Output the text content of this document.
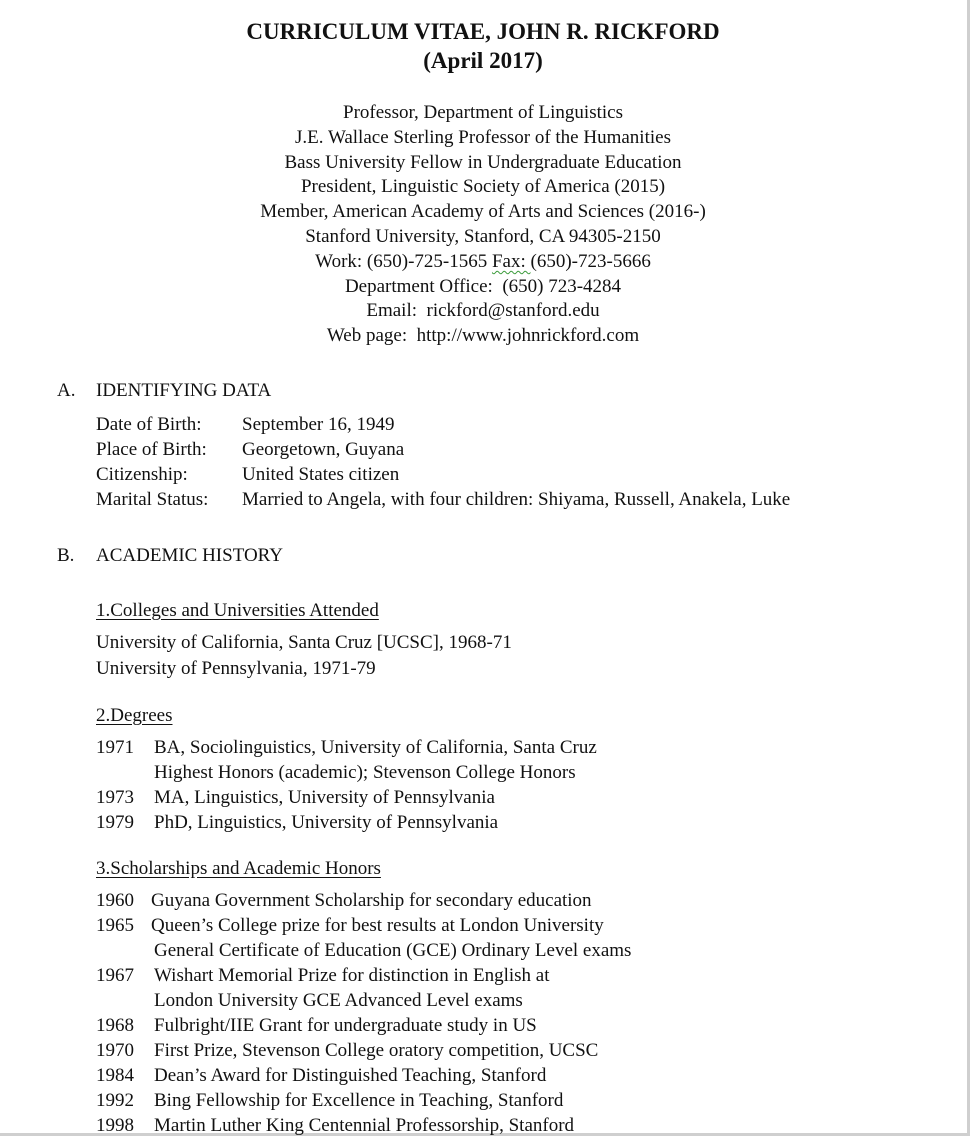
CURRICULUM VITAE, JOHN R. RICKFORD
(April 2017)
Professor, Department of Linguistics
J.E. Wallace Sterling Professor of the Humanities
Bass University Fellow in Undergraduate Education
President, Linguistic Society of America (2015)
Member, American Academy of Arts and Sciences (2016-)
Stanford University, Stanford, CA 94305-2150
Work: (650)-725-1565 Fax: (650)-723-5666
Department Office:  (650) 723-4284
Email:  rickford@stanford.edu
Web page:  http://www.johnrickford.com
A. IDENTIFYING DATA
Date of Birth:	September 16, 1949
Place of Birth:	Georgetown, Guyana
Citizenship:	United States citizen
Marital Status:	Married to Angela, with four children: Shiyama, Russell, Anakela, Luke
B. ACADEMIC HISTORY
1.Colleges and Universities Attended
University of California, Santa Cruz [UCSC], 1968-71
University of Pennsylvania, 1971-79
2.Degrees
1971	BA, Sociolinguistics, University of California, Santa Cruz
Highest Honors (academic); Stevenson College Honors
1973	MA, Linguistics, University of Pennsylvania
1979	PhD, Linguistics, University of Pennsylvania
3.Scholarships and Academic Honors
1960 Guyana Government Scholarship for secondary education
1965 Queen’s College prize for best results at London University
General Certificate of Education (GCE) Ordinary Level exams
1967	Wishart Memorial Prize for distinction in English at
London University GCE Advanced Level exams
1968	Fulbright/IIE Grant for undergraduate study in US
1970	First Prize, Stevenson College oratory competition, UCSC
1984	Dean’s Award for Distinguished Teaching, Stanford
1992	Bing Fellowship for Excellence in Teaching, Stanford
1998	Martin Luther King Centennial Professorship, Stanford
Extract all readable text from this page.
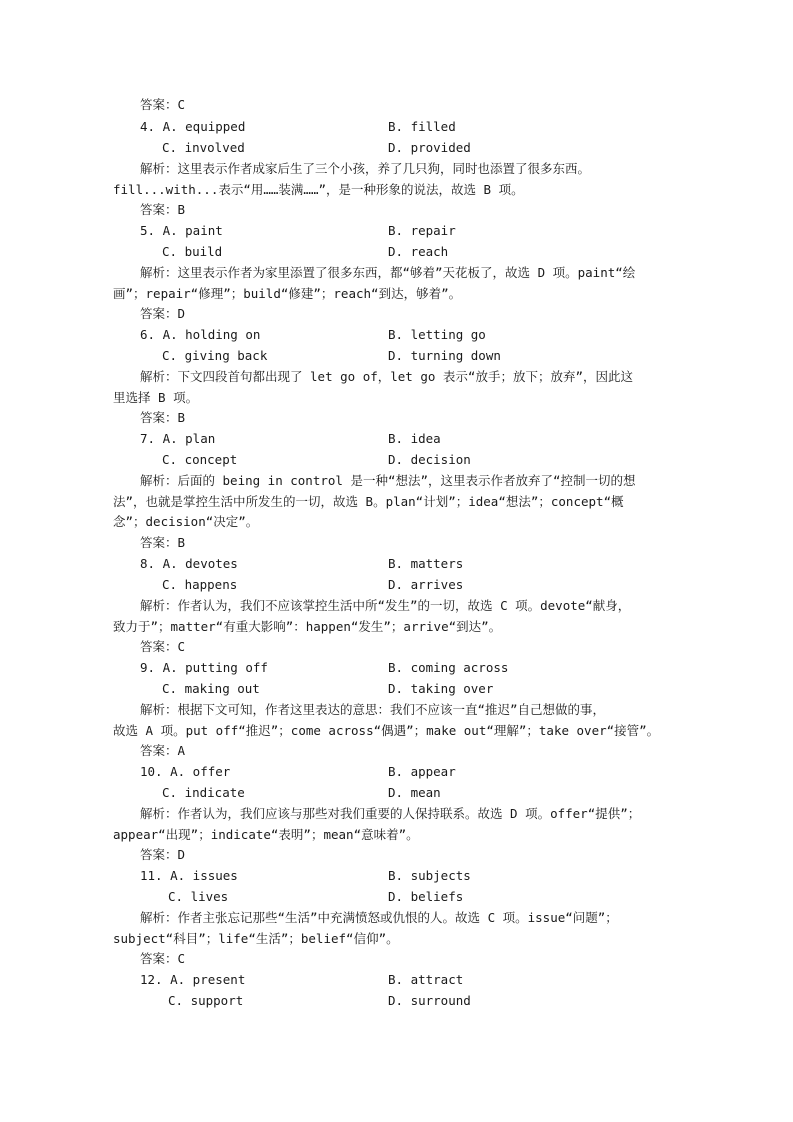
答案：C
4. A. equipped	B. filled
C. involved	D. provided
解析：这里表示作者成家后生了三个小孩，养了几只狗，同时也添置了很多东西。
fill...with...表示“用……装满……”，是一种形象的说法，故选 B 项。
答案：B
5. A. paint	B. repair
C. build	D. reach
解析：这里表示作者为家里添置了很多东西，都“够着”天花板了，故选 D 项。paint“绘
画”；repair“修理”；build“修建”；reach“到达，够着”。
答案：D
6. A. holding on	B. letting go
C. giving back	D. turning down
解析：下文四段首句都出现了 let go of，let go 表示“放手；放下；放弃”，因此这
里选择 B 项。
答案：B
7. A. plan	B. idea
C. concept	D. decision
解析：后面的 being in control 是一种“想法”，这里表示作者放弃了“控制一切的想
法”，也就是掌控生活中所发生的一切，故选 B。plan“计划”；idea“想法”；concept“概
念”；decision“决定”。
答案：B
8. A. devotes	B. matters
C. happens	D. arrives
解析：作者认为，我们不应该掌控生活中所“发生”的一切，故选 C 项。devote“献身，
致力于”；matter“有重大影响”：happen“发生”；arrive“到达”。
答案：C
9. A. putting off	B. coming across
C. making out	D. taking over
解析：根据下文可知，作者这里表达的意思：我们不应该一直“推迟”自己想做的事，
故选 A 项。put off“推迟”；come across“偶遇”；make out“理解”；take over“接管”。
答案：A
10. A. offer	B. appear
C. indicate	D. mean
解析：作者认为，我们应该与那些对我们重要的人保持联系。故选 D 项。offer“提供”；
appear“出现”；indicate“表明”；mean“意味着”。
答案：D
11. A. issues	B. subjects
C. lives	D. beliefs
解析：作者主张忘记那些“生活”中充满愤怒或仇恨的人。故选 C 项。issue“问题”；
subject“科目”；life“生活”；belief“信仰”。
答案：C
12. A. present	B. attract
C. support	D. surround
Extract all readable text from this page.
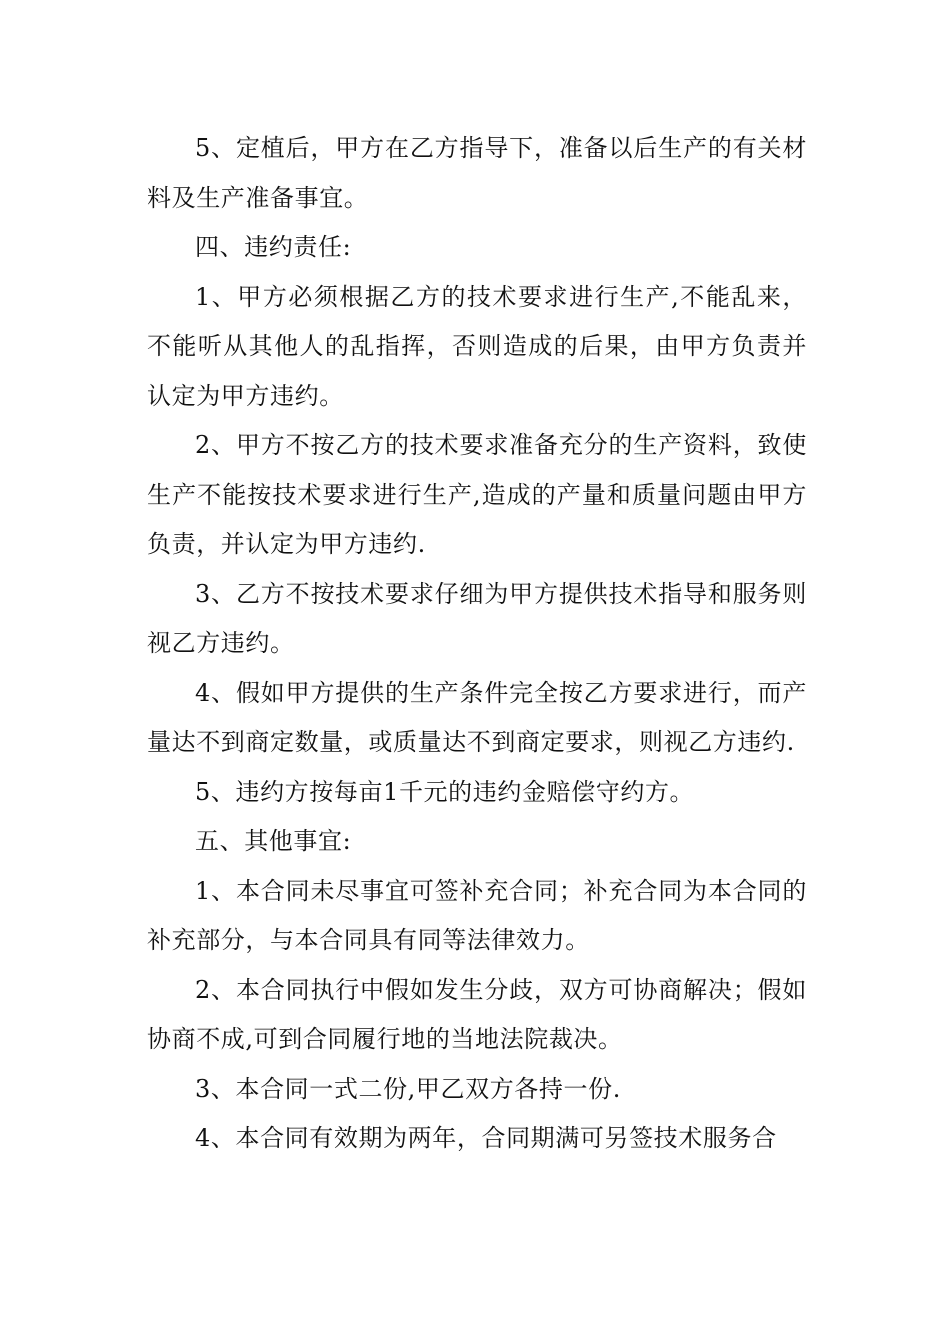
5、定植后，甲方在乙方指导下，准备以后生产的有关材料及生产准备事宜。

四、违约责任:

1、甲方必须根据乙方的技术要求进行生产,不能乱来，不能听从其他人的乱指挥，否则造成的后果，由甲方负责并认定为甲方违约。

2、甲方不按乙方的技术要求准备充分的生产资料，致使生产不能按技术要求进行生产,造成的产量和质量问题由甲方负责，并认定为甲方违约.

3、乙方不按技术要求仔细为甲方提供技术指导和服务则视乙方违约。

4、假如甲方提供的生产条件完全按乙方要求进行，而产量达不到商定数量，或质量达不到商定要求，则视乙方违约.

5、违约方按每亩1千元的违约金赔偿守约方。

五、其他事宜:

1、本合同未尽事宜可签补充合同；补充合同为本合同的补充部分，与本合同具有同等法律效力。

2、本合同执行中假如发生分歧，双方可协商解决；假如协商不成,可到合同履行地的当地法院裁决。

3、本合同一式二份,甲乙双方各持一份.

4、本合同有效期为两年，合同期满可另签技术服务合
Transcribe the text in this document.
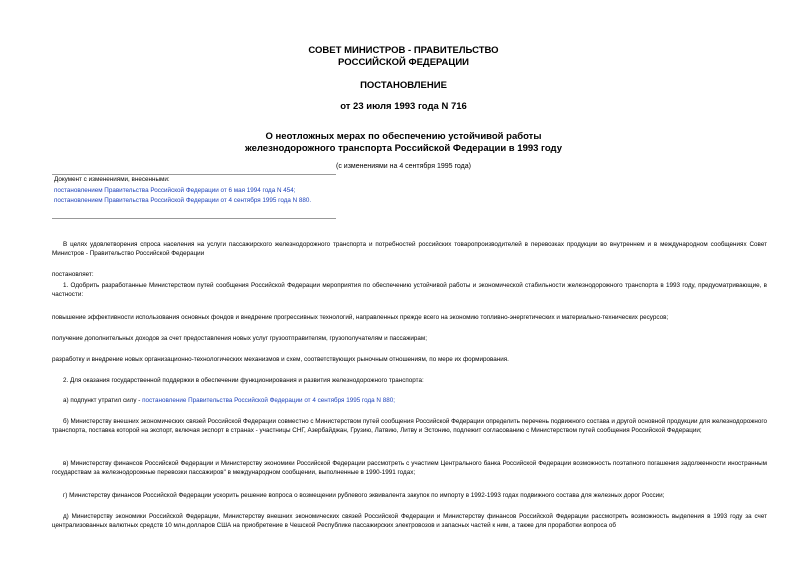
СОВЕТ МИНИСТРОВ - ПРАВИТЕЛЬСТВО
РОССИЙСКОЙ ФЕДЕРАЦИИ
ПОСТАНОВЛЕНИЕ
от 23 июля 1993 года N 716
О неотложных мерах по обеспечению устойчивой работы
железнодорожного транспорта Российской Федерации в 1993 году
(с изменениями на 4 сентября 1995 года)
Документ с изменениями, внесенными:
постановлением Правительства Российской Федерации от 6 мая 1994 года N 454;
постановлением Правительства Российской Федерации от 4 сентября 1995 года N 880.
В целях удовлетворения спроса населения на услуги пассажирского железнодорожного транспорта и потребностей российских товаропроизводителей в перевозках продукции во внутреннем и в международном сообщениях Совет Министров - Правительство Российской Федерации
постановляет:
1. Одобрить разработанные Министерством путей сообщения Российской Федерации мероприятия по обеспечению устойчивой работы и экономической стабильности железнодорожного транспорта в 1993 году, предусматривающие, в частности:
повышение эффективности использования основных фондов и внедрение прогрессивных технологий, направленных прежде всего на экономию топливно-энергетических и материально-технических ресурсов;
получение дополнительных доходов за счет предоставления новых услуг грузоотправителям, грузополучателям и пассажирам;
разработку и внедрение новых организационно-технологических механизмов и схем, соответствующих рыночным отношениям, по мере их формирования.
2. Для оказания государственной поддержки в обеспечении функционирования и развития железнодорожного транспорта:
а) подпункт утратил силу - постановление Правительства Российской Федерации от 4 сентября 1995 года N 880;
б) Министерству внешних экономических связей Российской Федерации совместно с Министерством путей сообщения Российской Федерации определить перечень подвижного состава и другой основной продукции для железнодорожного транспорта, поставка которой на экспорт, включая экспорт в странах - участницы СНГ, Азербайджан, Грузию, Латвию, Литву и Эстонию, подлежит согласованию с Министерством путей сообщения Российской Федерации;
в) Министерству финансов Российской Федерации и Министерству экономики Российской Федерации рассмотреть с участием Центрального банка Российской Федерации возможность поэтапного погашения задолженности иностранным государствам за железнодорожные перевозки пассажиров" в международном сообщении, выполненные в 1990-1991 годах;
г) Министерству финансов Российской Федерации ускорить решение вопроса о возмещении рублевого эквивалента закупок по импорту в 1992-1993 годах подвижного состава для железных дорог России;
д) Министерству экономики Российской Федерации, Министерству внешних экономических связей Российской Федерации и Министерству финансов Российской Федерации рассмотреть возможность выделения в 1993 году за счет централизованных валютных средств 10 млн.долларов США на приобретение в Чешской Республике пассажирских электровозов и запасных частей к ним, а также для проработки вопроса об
────────────────────
• _Short task_
Set down the material above as is, without any pictures.

• _Task result_
Output the text content of this document.
CURRICULUM VITAE, JOHN R. RICKFORD
(April 2017)
Professor, Department of Linguistics
J.E. Wallace Sterling Professor of the Humanities
Bass University Fellow in Undergraduate Education
President, Linguistic Society of America (2015)
Member, American Academy of Arts and Sciences (2016-)
Stanford University, Stanford, CA 94305-2150
Work: (650)-725-1565 Fax: (650)-723-5666
Department Office:  (650) 723-4284
Email:  rickford@stanford.edu
Web page:  http://www.johnrickford.com
A. IDENTIFYING DATA
Date of Birth:	September 16, 1949
Place of Birth:	Georgetown, Guyana
Citizenship:	United States citizen
Marital Status:	Married to Angela, with four children: Shiyama, Russell, Anakela, Luke
B. ACADEMIC HISTORY
1.Colleges and Universities Attended
University of California, Santa Cruz [UCSC], 1968-71
University of Pennsylvania, 1971-79
2.Degrees
1971	BA, Sociolinguistics, University of California, Santa Cruz
Highest Honors (academic); Stevenson College Honors
1973	MA, Linguistics, University of Pennsylvania
1979	PhD, Linguistics, University of Pennsylvania
3.Scholarships and Academic Honors
1960 Guyana Government Scholarship for secondary education
1965 Queen’s College prize for best results at London University
General Certificate of Education (GCE) Ordinary Level exams
1967	Wishart Memorial Prize for distinction in English at
London University GCE Advanced Level exams
1968	Fulbright/IIE Grant for undergraduate study in US
1970	First Prize, Stevenson College oratory competition, UCSC
1984	Dean’s Award for Distinguished Teaching, Stanford
1992	Bing Fellowship for Excellence in Teaching, Stanford
1998	Martin Luther King Centennial Professorship, Stanford
Extract all readable text from this page.
答案：C
4. A. equipped	B. filled
C. involved	D. provided
解析：这里表示作者成家后生了三个小孩，养了几只狗，同时也添置了很多东西。
fill...with...表示“用……装满……”，是一种形象的说法，故选 B 项。
答案：B
5. A. paint	B. repair
C. build	D. reach
解析：这里表示作者为家里添置了很多东西，都“够着”天花板了，故选 D 项。paint“绘
画”；repair“修理”；build“修建”；reach“到达，够着”。
答案：D
6. A. holding on	B. letting go
C. giving back	D. turning down
解析：下文四段首句都出现了 let go of，let go 表示“放手；放下；放弃”，因此这
里选择 B 项。
答案：B
7. A. plan	B. idea
C. concept	D. decision
解析：后面的 being in control 是一种“想法”，这里表示作者放弃了“控制一切的想
法”，也就是掌控生活中所发生的一切，故选 B。plan“计划”；idea“想法”；concept“概
念”；decision“决定”。
答案：B
8. A. devotes	B. matters
C. happens	D. arrives
解析：作者认为，我们不应该掌控生活中所“发生”的一切，故选 C 项。devote“献身，
致力于”；matter“有重大影响”：happen“发生”；arrive“到达”。
答案：C
9. A. putting off	B. coming across
C. making out	D. taking over
解析：根据下文可知，作者这里表达的意思：我们不应该一直“推迟”自己想做的事，
故选 A 项。put off“推迟”；come across“偶遇”；make out“理解”；take over“接管”。
答案：A
10. A. offer	B. appear
C. indicate	D. mean
解析：作者认为，我们应该与那些对我们重要的人保持联系。故选 D 项。offer“提供”；
appear“出现”；indicate“表明”；mean“意味着”。
答案：D
11. A. issues	B. subjects
C. lives	D. beliefs
解析：作者主张忘记那些“生活”中充满愤怒或仇恨的人。故选 C 项。issue“问题”；
subject“科目”；life“生活”；belief“信仰”。
答案：C
12. A. present	B. attract
C. support	D. surround
Extract all readable text from this page.
5、定植后，甲方在乙方指导下，准备以后生产的有关材料及生产准备事宜。

四、违约责任:

1、甲方必须根据乙方的技术要求进行生产,不能乱来，不能听从其他人的乱指挥，否则造成的后果，由甲方负责并认定为甲方违约。

2、甲方不按乙方的技术要求准备充分的生产资料，致使生产不能按技术要求进行生产,造成的产量和质量问题由甲方负责，并认定为甲方违约.

3、乙方不按技术要求仔细为甲方提供技术指导和服务则视乙方违约。

4、假如甲方提供的生产条件完全按乙方要求进行，而产量达不到商定数量，或质量达不到商定要求，则视乙方违约.

5、违约方按每亩1千元的违约金赔偿守约方。

五、其他事宜:

1、本合同未尽事宜可签补充合同；补充合同为本合同的补充部分，与本合同具有同等法律效力。

2、本合同执行中假如发生分歧，双方可协商解决；假如协商不成,可到合同履行地的当地法院裁决。

3、本合同一式二份,甲乙双方各持一份.

4、本合同有效期为两年，合同期满可另签技术服务合
Transcribe the text in this document.
СОВЕТ МИНИСТРОВ - ПРАВИТЕЛЬСТВО
РОССИЙСКОЙ ФЕДЕРАЦИИ
ПОСТАНОВЛЕНИЕ
от 23 июля 1993 года N 716
О неотложных мерах по обеспечению устойчивой работы
железнодорожного транспорта Российской Федерации в 1993 году
(с изменениями на 4 сентября 1995 года)
Документ с изменениями, внесенными:
постановлением Правительства Российской Федерации от 6 мая 1994 года N 454;
постановлением Правительства Российской Федерации от 4 сентября 1995 года N 880.
В целях удовлетворения спроса населения на услуги пассажирского железнодорожного транспорта и потребностей российских товаропроизводителей в перевозках продукции во внутреннем и в международном сообщениях Совет Министров - Правительство Российской Федерации
постановляет:
1. Одобрить разработанные Министерством путей сообщения Российской Федерации мероприятия по обеспечению устойчивой работы и экономической стабильности железнодорожного транспорта в 1993 году, предусматривающие, в частности:
повышение эффективности использования основных фондов и внедрение прогрессивных технологий, направленных прежде всего на экономию топливно-энергетических и материально-технических ресурсов;
получение дополнительных доходов за счет предоставления новых услуг грузоотправителям, грузополучателям и пассажирам;
разработку и внедрение новых организационно-технологических механизмов и схем, соответствующих рыночным отношениям, по мере их формирования.
2. Для оказания государственной поддержки в обеспечении функционирования и развития железнодорожного транспорта:
а) подпункт утратил силу - постановление Правительства Российской Федерации от 4 сентября 1995 года N 880;
б) Министерству внешних экономических связей Российской Федерации совместно с Министерством путей сообщения Российской Федерации определить перечень подвижного состава и другой основной продукции для железнодорожного транспорта, поставка которой на экспорт, включая экспорт в странах - участницы СНГ, Азербайджан, Грузию, Латвию, Литву и Эстонию, подлежит согласованию с Министерством путей сообщения Российской Федерации;
в) Министерству финансов Российской Федерации и Министерству экономики Российской Федерации рассмотреть с участием Центрального банка Российской Федерации возможность поэтапного погашения задолженности иностранным государствам за железнодорожные перевозки пассажиров" в международном сообщении, выполненные в 1990-1991 годах;
г) Министерству финансов Российской Федерации ускорить решение вопроса о возмещении рублевого эквивалента закупок по импорту в 1992-1993 годах подвижного состава для железных дорог России;
д) Министерству экономики Российской Федерации, Министерству внешних экономических связей Российской Федерации и Министерству финансов Российской Федерации рассмотреть возможность выделения в 1993 году за счет централизованных валютных средств 10 млн.долларов США на приобретение в Чешской Республике пассажирских электровозов и запасных частей к ним, а также для проработки вопроса об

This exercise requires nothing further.